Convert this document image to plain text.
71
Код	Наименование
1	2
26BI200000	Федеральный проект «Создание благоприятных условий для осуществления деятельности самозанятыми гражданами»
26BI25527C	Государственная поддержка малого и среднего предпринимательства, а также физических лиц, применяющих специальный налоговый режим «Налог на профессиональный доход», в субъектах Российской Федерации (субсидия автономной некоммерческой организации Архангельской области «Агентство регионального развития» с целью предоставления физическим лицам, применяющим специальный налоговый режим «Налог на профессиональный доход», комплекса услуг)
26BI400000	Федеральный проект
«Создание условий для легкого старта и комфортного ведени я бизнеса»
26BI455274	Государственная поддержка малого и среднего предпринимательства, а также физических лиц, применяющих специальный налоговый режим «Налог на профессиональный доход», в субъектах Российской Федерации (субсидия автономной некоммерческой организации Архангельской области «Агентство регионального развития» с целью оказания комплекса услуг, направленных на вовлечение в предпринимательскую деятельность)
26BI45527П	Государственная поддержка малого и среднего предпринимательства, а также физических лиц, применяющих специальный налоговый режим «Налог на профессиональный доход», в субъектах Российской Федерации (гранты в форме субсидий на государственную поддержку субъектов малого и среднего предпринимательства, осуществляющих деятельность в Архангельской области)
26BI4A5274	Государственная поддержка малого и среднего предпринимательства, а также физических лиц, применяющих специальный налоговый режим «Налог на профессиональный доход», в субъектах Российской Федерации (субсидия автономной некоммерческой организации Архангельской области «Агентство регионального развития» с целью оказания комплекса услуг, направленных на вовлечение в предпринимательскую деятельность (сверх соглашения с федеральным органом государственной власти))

____________

= STATED EXERCISE =
Of the lines in the records, how many contain the word "Создание"? Answer with the number and nothing else.

= SOLVED EXERCISE =
2